Task objective: From the entries below, please gather each line containing the string "JSON".

Data extract:
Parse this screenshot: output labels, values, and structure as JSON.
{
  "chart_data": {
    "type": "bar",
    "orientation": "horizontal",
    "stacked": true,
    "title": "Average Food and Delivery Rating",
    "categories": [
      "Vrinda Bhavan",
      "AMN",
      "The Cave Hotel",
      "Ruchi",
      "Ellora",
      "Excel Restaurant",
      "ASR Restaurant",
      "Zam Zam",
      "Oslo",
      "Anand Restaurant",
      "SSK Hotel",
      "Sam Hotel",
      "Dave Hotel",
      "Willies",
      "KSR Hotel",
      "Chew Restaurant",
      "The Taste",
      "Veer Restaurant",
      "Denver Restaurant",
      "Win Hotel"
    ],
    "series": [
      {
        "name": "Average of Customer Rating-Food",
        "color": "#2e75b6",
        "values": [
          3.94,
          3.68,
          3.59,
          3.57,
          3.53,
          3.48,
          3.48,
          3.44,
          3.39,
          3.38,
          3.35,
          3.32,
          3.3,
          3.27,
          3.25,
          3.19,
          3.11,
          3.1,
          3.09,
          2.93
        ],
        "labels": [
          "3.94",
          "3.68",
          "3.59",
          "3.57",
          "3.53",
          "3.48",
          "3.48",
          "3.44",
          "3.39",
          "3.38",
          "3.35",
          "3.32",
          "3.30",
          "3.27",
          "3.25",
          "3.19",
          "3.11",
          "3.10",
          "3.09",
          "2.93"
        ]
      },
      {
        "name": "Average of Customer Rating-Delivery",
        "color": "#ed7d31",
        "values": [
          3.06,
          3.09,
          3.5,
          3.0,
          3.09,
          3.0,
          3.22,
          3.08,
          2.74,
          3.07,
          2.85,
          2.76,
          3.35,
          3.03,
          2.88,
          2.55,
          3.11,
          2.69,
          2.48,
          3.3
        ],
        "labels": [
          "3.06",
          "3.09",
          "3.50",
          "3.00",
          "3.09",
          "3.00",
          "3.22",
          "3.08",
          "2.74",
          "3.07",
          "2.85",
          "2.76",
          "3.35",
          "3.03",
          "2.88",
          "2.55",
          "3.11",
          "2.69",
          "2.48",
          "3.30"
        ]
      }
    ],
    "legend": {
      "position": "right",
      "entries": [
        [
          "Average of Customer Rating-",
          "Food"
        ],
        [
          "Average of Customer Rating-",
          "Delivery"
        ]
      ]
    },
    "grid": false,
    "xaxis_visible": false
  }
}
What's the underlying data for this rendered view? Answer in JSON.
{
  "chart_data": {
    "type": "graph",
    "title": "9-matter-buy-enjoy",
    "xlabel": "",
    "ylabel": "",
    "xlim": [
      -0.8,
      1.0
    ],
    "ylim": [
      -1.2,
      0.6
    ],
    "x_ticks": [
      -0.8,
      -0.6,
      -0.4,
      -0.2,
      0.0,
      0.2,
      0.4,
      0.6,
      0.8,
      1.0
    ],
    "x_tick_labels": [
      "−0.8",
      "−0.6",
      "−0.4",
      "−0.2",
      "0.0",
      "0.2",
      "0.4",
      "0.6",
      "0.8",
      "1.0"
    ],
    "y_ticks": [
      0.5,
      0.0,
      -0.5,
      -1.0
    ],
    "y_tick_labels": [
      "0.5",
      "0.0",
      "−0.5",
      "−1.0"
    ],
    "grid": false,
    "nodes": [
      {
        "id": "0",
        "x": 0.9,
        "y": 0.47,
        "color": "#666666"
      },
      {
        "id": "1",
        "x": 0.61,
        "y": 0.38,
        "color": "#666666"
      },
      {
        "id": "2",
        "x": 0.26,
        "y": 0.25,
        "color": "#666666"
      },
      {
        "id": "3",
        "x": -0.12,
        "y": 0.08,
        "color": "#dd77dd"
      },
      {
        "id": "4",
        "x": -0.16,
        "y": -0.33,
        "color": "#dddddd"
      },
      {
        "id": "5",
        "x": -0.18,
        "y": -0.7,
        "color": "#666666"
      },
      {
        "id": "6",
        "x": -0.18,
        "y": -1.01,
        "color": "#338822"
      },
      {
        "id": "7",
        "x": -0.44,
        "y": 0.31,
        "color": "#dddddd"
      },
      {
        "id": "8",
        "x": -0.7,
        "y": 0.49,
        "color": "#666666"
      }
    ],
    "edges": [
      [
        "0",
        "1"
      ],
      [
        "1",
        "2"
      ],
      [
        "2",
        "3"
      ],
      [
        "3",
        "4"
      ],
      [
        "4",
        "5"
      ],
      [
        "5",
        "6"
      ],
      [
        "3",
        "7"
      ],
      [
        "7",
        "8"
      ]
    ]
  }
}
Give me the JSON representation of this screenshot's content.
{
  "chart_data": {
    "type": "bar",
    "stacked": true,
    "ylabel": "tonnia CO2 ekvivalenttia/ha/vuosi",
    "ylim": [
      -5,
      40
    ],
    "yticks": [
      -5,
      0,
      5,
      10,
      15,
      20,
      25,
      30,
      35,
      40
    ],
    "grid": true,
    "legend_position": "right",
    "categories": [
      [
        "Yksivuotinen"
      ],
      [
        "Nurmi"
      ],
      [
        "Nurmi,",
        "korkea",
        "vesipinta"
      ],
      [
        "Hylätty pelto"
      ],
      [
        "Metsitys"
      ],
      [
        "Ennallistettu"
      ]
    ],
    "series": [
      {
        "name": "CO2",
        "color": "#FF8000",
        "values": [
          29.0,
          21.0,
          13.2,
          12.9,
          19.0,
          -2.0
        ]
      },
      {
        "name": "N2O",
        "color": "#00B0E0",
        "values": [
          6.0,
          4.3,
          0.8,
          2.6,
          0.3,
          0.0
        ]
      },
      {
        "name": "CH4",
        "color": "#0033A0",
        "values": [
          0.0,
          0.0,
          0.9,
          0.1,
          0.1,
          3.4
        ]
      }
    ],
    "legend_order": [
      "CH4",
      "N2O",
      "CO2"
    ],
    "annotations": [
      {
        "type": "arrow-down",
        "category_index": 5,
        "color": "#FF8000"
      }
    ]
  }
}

Solution to the problem:
Parse this screenshot: output labels, values, and structure as JSON.
What's the underlying data for this rendered view? Answer in JSON.
Give me the JSON representation of this screenshot's content.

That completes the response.